# WHAT NEEDS TO BE DONE
Will you print the material below without altering a single character?

# INPUT ROWS
========

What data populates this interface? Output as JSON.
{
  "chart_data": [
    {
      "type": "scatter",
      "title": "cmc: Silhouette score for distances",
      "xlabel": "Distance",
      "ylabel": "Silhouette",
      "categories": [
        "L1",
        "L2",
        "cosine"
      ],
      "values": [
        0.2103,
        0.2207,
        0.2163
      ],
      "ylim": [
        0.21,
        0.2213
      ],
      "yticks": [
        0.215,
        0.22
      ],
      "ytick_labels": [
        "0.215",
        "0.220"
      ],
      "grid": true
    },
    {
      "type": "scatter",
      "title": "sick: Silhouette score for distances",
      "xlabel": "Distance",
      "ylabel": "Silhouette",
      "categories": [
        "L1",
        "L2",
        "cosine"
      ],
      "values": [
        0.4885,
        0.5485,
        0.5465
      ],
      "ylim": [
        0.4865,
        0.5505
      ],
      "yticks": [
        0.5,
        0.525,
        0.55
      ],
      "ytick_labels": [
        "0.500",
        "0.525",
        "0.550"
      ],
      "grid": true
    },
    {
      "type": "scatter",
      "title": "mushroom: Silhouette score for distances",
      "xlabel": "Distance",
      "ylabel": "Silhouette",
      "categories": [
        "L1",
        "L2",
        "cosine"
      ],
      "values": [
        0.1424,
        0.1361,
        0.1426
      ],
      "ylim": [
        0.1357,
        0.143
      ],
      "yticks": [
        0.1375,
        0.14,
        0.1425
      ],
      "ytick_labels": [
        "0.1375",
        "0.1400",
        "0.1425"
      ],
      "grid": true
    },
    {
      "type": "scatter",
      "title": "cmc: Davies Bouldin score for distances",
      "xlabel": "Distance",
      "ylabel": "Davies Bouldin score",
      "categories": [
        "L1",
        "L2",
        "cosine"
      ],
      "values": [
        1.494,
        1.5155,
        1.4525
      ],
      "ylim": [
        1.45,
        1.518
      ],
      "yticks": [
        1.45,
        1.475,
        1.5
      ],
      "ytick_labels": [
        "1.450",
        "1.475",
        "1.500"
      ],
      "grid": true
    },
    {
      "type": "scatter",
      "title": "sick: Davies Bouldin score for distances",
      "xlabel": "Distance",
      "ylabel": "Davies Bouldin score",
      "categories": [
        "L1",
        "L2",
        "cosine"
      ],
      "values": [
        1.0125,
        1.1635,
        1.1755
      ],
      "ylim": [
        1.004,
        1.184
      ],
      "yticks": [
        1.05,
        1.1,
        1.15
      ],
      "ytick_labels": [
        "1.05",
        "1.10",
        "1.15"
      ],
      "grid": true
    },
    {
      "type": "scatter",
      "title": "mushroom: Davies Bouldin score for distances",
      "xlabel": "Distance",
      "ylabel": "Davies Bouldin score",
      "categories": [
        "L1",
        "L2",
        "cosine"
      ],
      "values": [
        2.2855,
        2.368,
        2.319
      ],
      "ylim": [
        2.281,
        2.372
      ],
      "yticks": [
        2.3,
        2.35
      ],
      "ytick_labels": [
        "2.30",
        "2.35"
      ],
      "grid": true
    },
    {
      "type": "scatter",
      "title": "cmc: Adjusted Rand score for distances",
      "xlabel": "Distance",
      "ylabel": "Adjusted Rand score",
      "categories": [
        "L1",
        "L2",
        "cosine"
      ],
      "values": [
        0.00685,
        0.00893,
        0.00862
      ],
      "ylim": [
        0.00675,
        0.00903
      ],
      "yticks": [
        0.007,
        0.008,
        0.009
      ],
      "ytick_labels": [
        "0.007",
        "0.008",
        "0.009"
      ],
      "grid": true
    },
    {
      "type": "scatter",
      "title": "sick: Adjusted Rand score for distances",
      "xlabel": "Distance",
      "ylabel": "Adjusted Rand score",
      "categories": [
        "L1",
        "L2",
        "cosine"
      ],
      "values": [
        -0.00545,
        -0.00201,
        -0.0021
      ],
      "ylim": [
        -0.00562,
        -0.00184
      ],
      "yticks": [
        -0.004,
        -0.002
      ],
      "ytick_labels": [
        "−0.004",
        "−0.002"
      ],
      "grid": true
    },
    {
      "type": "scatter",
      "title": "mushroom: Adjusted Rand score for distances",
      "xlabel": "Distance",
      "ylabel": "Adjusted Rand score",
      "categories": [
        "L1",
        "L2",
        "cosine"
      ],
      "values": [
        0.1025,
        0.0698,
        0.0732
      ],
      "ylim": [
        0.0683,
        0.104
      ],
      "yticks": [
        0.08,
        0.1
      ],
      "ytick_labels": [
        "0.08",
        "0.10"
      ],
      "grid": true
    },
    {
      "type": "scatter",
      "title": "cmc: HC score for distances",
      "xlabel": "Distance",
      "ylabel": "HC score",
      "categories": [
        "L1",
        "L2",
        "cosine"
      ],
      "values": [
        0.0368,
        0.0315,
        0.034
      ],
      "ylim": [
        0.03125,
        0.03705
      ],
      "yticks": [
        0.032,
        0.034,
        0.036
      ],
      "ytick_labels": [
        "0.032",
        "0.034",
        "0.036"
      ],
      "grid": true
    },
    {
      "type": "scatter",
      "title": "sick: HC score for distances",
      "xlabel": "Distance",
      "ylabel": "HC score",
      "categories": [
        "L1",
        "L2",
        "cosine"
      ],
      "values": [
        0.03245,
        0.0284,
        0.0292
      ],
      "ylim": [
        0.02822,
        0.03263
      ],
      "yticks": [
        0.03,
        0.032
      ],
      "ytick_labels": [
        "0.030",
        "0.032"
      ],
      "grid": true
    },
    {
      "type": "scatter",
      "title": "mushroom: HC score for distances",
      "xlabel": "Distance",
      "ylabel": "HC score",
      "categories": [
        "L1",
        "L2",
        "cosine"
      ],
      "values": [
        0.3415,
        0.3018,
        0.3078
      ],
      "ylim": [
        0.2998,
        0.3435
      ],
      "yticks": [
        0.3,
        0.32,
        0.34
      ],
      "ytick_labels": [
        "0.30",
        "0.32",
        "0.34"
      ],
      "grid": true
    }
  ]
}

========

# SOLUTION TO THIS EXERCISE
What data populates this interface? Output as JSON.
{
  "chart_data": [
    {
      "type": "scatter",
      "title": "cmc: Silhouette score for distances",
      "xlabel": "Distance",
      "ylabel": "Silhouette",
      "categories": [
        "L1",
        "L2",
        "cosine"
      ],
      "values": [
        0.2103,
        0.2207,
        0.2163
      ],
      "ylim": [
        0.21,
        0.2213
      ],
      "yticks": [
        0.215,
        0.22
      ],
      "ytick_labels": [
        "0.215",
        "0.220"
      ],
      "grid": true
    },
    {
      "type": "scatter",
      "title": "sick: Silhouette score for distances",
      "xlabel": "Distance",
      "ylabel": "Silhouette",
      "categories": [
        "L1",
        "L2",
        "cosine"
      ],
      "values": [
        0.4885,
        0.5485,
        0.5465
      ],
      "ylim": [
        0.4865,
        0.5505
      ],
      "yticks": [
        0.5,
        0.525,
        0.55
      ],
      "ytick_labels": [
        "0.500",
        "0.525",
        "0.550"
      ],
      "grid": true
    },
    {
      "type": "scatter",
      "title": "mushroom: Silhouette score for distances",
      "xlabel": "Distance",
      "ylabel": "Silhouette",
      "categories": [
        "L1",
        "L2",
        "cosine"
      ],
      "values": [
        0.1424,
        0.1361,
        0.1426
      ],
      "ylim": [
        0.1357,
        0.143
      ],
      "yticks": [
        0.1375,
        0.14,
        0.1425
      ],
      "ytick_labels": [
        "0.1375",
        "0.1400",
        "0.1425"
      ],
      "grid": true
    },
    {
      "type": "scatter",
      "title": "cmc: Davies Bouldin score for distances",
      "xlabel": "Distance",
      "ylabel": "Davies Bouldin score",
      "categories": [
        "L1",
        "L2",
        "cosine"
      ],
      "values": [
        1.494,
        1.5155,
        1.4525
      ],
      "ylim": [
        1.45,
        1.518
      ],
      "yticks": [
        1.45,
        1.475,
        1.5
      ],
      "ytick_labels": [
        "1.450",
        "1.475",
        "1.500"
      ],
      "grid": true
    },
    {
      "type": "scatter",
      "title": "sick: Davies Bouldin score for distances",
      "xlabel": "Distance",
      "ylabel": "Davies Bouldin score",
      "categories": [
        "L1",
        "L2",
        "cosine"
      ],
      "values": [
        1.0125,
        1.1635,
        1.1755
      ],
      "ylim": [
        1.004,
        1.184
      ],
      "yticks": [
        1.05,
        1.1,
        1.15
      ],
      "ytick_labels": [
        "1.05",
        "1.10",
        "1.15"
      ],
      "grid": true
    },
    {
      "type": "scatter",
      "title": "mushroom: Davies Bouldin score for distances",
      "xlabel": "Distance",
      "ylabel": "Davies Bouldin score",
      "categories": [
        "L1",
        "L2",
        "cosine"
      ],
      "values": [
        2.2855,
        2.368,
        2.319
      ],
      "ylim": [
        2.281,
        2.372
      ],
      "yticks": [
        2.3,
        2.35
      ],
      "ytick_labels": [
        "2.30",
        "2.35"
      ],
      "grid": true
    },
    {
      "type": "scatter",
      "title": "cmc: Adjusted Rand score for distances",
      "xlabel": "Distance",
      "ylabel": "Adjusted Rand score",
      "categories": [
        "L1",
        "L2",
        "cosine"
      ],
      "values": [
        0.00685,
        0.00893,
        0.00862
      ],
      "ylim": [
        0.00675,
        0.00903
      ],
      "yticks": [
        0.007,
        0.008,
        0.009
      ],
      "ytick_labels": [
        "0.007",
        "0.008",
        "0.009"
      ],
      "grid": true
    },
    {
      "type": "scatter",
      "title": "sick: Adjusted Rand score for distances",
      "xlabel": "Distance",
      "ylabel": "Adjusted Rand score",
      "categories": [
        "L1",
        "L2",
        "cosine"
      ],
      "values": [
        -0.00545,
        -0.00201,
        -0.0021
      ],
      "ylim": [
        -0.00562,
        -0.00184
      ],
      "yticks": [
        -0.004,
        -0.002
      ],
      "ytick_labels": [
        "−0.004",
        "−0.002"
      ],
      "grid": true
    },
    {
      "type": "scatter",
      "title": "mushroom: Adjusted Rand score for distances",
      "xlabel": "Distance",
      "ylabel": "Adjusted Rand score",
      "categories": [
        "L1",
        "L2",
        "cosine"
      ],
      "values": [
        0.1025,
        0.0698,
        0.0732
      ],
      "ylim": [
        0.0683,
        0.104
      ],
      "yticks": [
        0.08,
        0.1
      ],
      "ytick_labels": [
        "0.08",
        "0.10"
      ],
      "grid": true
    },
    {
      "type": "scatter",
      "title": "cmc: HC score for distances",
      "xlabel": "Distance",
      "ylabel": "HC score",
      "categories": [
        "L1",
        "L2",
        "cosine"
      ],
      "values": [
        0.0368,
        0.0315,
        0.034
      ],
      "ylim": [
        0.03125,
        0.03705
      ],
      "yticks": [
        0.032,
        0.034,
        0.036
      ],
      "ytick_labels": [
        "0.032",
        "0.034",
        "0.036"
      ],
      "grid": true
    },
    {
      "type": "scatter",
      "title": "sick: HC score for distances",
      "xlabel": "Distance",
      "ylabel": "HC score",
      "categories": [
        "L1",
        "L2",
        "cosine"
      ],
      "values": [
        0.03245,
        0.0284,
        0.0292
      ],
      "ylim": [
        0.02822,
        0.03263
      ],
      "yticks": [
        0.03,
        0.032
      ],
      "ytick_labels": [
        "0.030",
        "0.032"
      ],
      "grid": true
    },
    {
      "type": "scatter",
      "title": "mushroom: HC score for distances",
      "xlabel": "Distance",
      "ylabel": "HC score",
      "categories": [
        "L1",
        "L2",
        "cosine"
      ],
      "values": [
        0.3415,
        0.3018,
        0.3078
      ],
      "ylim": [
        0.2998,
        0.3435
      ],
      "yticks": [
        0.3,
        0.32,
        0.34
      ],
      "ytick_labels": [
        "0.30",
        "0.32",
        "0.34"
      ],
      "grid": true
    }
  ]
}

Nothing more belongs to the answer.